▶ _ENTRIES SUPPLIED_
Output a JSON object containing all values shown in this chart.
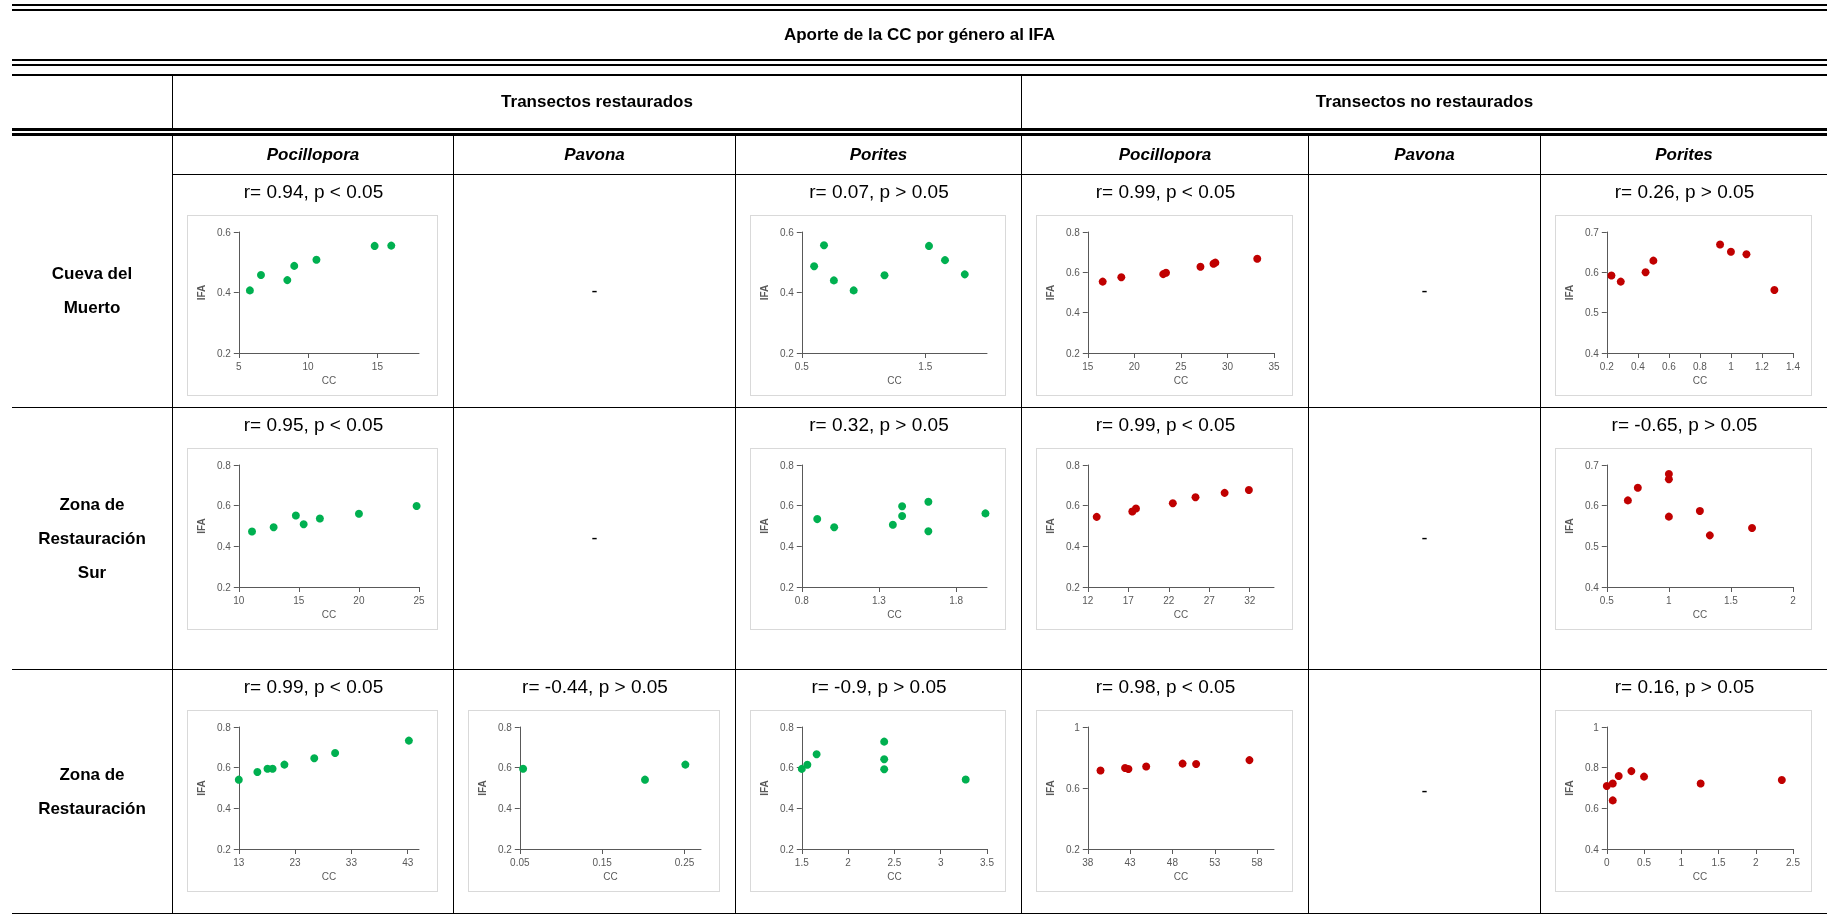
{
  "chart_data": [
    {
      "type": "other",
      "title": "Aporte de la CC por género al IFA",
      "annotations": [
        "Transectos restaurados",
        "Transectos no restaurados",
        "Pocillopora",
        "Pavona",
        "Porites",
        "Pocillopora",
        "Pavona",
        "Porites",
        "Cueva del Muerto",
        "Zona de Restauración Sur",
        "Zona de Restauración"
      ]
    },
    {
      "type": "scatter",
      "title": "r= 0.94, p < 0.05",
      "xlabel": "CC",
      "ylabel": "IFA",
      "marker": "circle",
      "color": "#00b050",
      "x": [
        5.8,
        6.6,
        8.5,
        9.0,
        10.6,
        14.8,
        16.0
      ],
      "values": [
        0.407,
        0.458,
        0.441,
        0.488,
        0.508,
        0.554,
        0.555
      ],
      "xlim": [
        5,
        18
      ],
      "xticks": [
        5,
        10,
        15
      ],
      "ylim": [
        0.2,
        0.6
      ],
      "yticks": [
        0.2,
        0.4,
        0.6
      ]
    },
    {
      "type": "other",
      "annotations": [
        "-"
      ]
    },
    {
      "type": "scatter",
      "title": "r= 0.07, p > 0.05",
      "xlabel": "CC",
      "ylabel": "IFA",
      "marker": "circle",
      "color": "#00b050",
      "x": [
        0.6,
        0.68,
        0.76,
        0.92,
        1.17,
        1.53,
        1.66,
        1.82
      ],
      "values": [
        0.487,
        0.556,
        0.44,
        0.407,
        0.457,
        0.554,
        0.507,
        0.46
      ],
      "xlim": [
        0.5,
        2
      ],
      "xticks": [
        0.5,
        1.5
      ],
      "ylim": [
        0.2,
        0.6
      ],
      "yticks": [
        0.2,
        0.4,
        0.6
      ]
    },
    {
      "type": "scatter",
      "title": "r= 0.99, p < 0.05",
      "xlabel": "CC",
      "ylabel": "IFA",
      "marker": "circle",
      "color": "#c00000",
      "x": [
        16.6,
        18.6,
        23.1,
        23.4,
        27.1,
        28.5,
        28.7,
        33.2
      ],
      "values": [
        0.554,
        0.576,
        0.591,
        0.598,
        0.628,
        0.643,
        0.648,
        0.667
      ],
      "xlim": [
        15,
        35
      ],
      "xticks": [
        15,
        20,
        25,
        30,
        35
      ],
      "ylim": [
        0.2,
        0.8
      ],
      "yticks": [
        0.2,
        0.4,
        0.6,
        0.8
      ]
    },
    {
      "type": "other",
      "annotations": [
        "-"
      ]
    },
    {
      "type": "scatter",
      "title": "r= 0.26, p > 0.05",
      "xlabel": "CC",
      "ylabel": "IFA",
      "marker": "circle",
      "color": "#c00000",
      "x": [
        0.23,
        0.29,
        0.45,
        0.5,
        0.93,
        1.0,
        1.1,
        1.28
      ],
      "values": [
        0.592,
        0.577,
        0.6,
        0.629,
        0.669,
        0.651,
        0.645,
        0.556
      ],
      "xlim": [
        0.2,
        1.4
      ],
      "xticks": [
        0.2,
        0.4,
        0.6,
        0.8,
        1,
        1.2,
        1.4
      ],
      "ylim": [
        0.4,
        0.7
      ],
      "yticks": [
        0.4,
        0.5,
        0.6,
        0.7
      ]
    },
    {
      "type": "scatter",
      "title": "r= 0.95, p < 0.05",
      "xlabel": "CC",
      "ylabel": "IFA",
      "marker": "circle",
      "color": "#00b050",
      "x": [
        11.1,
        12.9,
        14.75,
        15.4,
        16.75,
        20.0,
        24.8
      ],
      "values": [
        0.473,
        0.494,
        0.552,
        0.509,
        0.537,
        0.56,
        0.598
      ],
      "xlim": [
        10,
        25
      ],
      "xticks": [
        10,
        15,
        20,
        25
      ],
      "ylim": [
        0.2,
        0.8
      ],
      "yticks": [
        0.2,
        0.4,
        0.6,
        0.8
      ]
    },
    {
      "type": "other",
      "annotations": [
        "-"
      ]
    },
    {
      "type": "scatter",
      "title": "r= 0.32, p > 0.05",
      "xlabel": "CC",
      "ylabel": "IFA",
      "marker": "circle",
      "color": "#00b050",
      "x": [
        0.9,
        1.01,
        1.39,
        1.45,
        1.45,
        1.62,
        1.62,
        1.99
      ],
      "values": [
        0.534,
        0.494,
        0.506,
        0.597,
        0.549,
        0.619,
        0.474,
        0.562
      ],
      "xlim": [
        0.8,
        2.0
      ],
      "xticks": [
        0.8,
        1.3,
        1.8
      ],
      "ylim": [
        0.2,
        0.8
      ],
      "yticks": [
        0.2,
        0.4,
        0.6,
        0.8
      ]
    },
    {
      "type": "scatter",
      "title": "r= 0.99, p < 0.05",
      "xlabel": "CC",
      "ylabel": "IFA",
      "marker": "circle",
      "color": "#c00000",
      "x": [
        13.1,
        17.5,
        17.95,
        22.5,
        25.3,
        28.9,
        31.9
      ],
      "values": [
        0.545,
        0.571,
        0.586,
        0.612,
        0.641,
        0.663,
        0.677
      ],
      "xlim": [
        12,
        35
      ],
      "xticks": [
        12,
        17,
        22,
        27,
        32
      ],
      "ylim": [
        0.2,
        0.8
      ],
      "yticks": [
        0.2,
        0.4,
        0.6,
        0.8
      ]
    },
    {
      "type": "other",
      "annotations": [
        "-"
      ]
    },
    {
      "type": "scatter",
      "title": "r= -0.65, p > 0.05",
      "xlabel": "CC",
      "ylabel": "IFA",
      "marker": "circle",
      "color": "#c00000",
      "x": [
        0.67,
        0.75,
        1.0,
        1.0,
        1.0,
        1.25,
        1.33,
        1.67
      ],
      "values": [
        0.613,
        0.644,
        0.678,
        0.665,
        0.573,
        0.587,
        0.527,
        0.545
      ],
      "xlim": [
        0.5,
        2
      ],
      "xticks": [
        0.5,
        1,
        1.5,
        2
      ],
      "ylim": [
        0.4,
        0.7
      ],
      "yticks": [
        0.4,
        0.5,
        0.6,
        0.7
      ]
    },
    {
      "type": "scatter",
      "title": "r= 0.99, p < 0.05",
      "xlabel": "CC",
      "ylabel": "IFA",
      "marker": "circle",
      "color": "#00b050",
      "x": [
        13.0,
        16.3,
        18.1,
        19.0,
        21.1,
        26.4,
        30.1,
        43.2
      ],
      "values": [
        0.541,
        0.579,
        0.595,
        0.595,
        0.615,
        0.646,
        0.672,
        0.733
      ],
      "xlim": [
        13,
        45
      ],
      "xticks": [
        13,
        23,
        33,
        43
      ],
      "ylim": [
        0.2,
        0.8
      ],
      "yticks": [
        0.2,
        0.4,
        0.6,
        0.8
      ]
    },
    {
      "type": "scatter",
      "title": "r= -0.44, p > 0.05",
      "xlabel": "CC",
      "ylabel": "IFA",
      "marker": "circle",
      "color": "#00b050",
      "x": [
        0.054,
        0.202,
        0.251
      ],
      "values": [
        0.595,
        0.541,
        0.615
      ],
      "xlim": [
        0.05,
        0.27
      ],
      "xticks": [
        0.05,
        0.15,
        0.25
      ],
      "ylim": [
        0.2,
        0.8
      ],
      "yticks": [
        0.2,
        0.4,
        0.6,
        0.8
      ]
    },
    {
      "type": "scatter",
      "title": "r= -0.9, p > 0.05",
      "xlabel": "CC",
      "ylabel": "IFA",
      "marker": "circle",
      "color": "#00b050",
      "x": [
        1.5,
        1.56,
        1.66,
        2.39,
        2.39,
        2.39,
        3.27
      ],
      "values": [
        0.594,
        0.614,
        0.666,
        0.728,
        0.641,
        0.592,
        0.542
      ],
      "xlim": [
        1.5,
        3.5
      ],
      "xticks": [
        1.5,
        2,
        2.5,
        3,
        3.5
      ],
      "ylim": [
        0.2,
        0.8
      ],
      "yticks": [
        0.2,
        0.4,
        0.6,
        0.8
      ]
    },
    {
      "type": "scatter",
      "title": "r= 0.98, p < 0.05",
      "xlabel": "CC",
      "ylabel": "IFA",
      "marker": "circle",
      "color": "#c00000",
      "x": [
        39.5,
        42.4,
        42.8,
        44.9,
        49.2,
        50.8,
        57.1
      ],
      "values": [
        0.715,
        0.731,
        0.725,
        0.741,
        0.76,
        0.757,
        0.783
      ],
      "xlim": [
        38,
        60
      ],
      "xticks": [
        38,
        43,
        48,
        53,
        58
      ],
      "ylim": [
        0.2,
        1
      ],
      "yticks": [
        0.2,
        0.6,
        1
      ]
    },
    {
      "type": "other",
      "annotations": [
        "-"
      ]
    },
    {
      "type": "scatter",
      "title": "r= 0.16, p > 0.05",
      "xlabel": "CC",
      "ylabel": "IFA",
      "marker": "circle",
      "color": "#c00000",
      "x": [
        0,
        0.08,
        0.08,
        0.16,
        0.33,
        0.5,
        1.26,
        2.35
      ],
      "values": [
        0.71,
        0.722,
        0.639,
        0.759,
        0.783,
        0.756,
        0.722,
        0.739
      ],
      "xlim": [
        0,
        2.5
      ],
      "xticks": [
        0,
        0.5,
        1,
        1.5,
        2,
        2.5
      ],
      "ylim": [
        0.4,
        1
      ],
      "yticks": [
        0.4,
        0.6,
        0.8,
        1
      ]
    }
  ]
}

▶ _WORK TO BE COMPLETED_
Gather and copy every line of the data in which the string "Transectos" is found.

▶ _WORKED ANSWER_
        "Transectos restaurados",
        "Transectos no restaurados",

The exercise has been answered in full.